*EXERCISE DATA*:
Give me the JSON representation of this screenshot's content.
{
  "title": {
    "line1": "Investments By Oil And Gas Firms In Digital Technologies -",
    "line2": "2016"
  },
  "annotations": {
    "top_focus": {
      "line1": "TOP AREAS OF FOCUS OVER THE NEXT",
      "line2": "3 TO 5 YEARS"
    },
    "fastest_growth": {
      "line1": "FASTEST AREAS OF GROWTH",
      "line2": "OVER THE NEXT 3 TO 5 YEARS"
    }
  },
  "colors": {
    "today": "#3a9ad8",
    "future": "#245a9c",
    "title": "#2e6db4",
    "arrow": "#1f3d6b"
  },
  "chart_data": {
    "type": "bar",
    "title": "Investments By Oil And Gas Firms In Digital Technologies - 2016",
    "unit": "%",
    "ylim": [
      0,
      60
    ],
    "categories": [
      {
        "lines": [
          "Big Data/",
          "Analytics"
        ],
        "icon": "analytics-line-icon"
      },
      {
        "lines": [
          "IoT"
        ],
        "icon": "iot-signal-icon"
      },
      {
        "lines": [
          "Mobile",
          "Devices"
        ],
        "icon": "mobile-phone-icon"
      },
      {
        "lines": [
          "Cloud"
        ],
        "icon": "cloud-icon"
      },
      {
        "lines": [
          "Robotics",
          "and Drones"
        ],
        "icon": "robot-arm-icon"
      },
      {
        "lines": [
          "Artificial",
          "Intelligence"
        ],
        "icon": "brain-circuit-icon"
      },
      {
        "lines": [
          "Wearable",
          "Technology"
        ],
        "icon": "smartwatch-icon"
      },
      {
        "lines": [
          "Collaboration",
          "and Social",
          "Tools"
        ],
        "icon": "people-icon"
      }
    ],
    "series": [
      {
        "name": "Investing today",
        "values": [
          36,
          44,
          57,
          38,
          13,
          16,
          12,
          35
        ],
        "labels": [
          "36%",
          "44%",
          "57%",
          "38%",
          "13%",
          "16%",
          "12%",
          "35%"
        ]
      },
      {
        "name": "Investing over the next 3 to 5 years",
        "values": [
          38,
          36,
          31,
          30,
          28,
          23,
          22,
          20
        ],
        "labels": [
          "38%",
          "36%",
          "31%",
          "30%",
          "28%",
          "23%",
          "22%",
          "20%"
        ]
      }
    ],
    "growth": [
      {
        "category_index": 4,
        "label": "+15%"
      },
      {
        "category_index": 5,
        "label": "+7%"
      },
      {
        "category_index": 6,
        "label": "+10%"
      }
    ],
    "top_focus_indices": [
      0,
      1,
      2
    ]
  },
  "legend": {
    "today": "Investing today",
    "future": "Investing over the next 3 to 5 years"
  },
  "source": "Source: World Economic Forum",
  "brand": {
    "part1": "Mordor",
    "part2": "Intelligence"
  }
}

*YOUR OBJECTIVE*: Where a line in the entries holds "icon", copy that line.

*RESULT FOR THIS EXERCISE*:
        "icon": "analytics-line-icon"
        "icon": "iot-signal-icon"
        "icon": "mobile-phone-icon"
        "icon": "cloud-icon"
        "icon": "robot-arm-icon"
        "icon": "brain-circuit-icon"
        "icon": "smartwatch-icon"
        "icon": "people-icon"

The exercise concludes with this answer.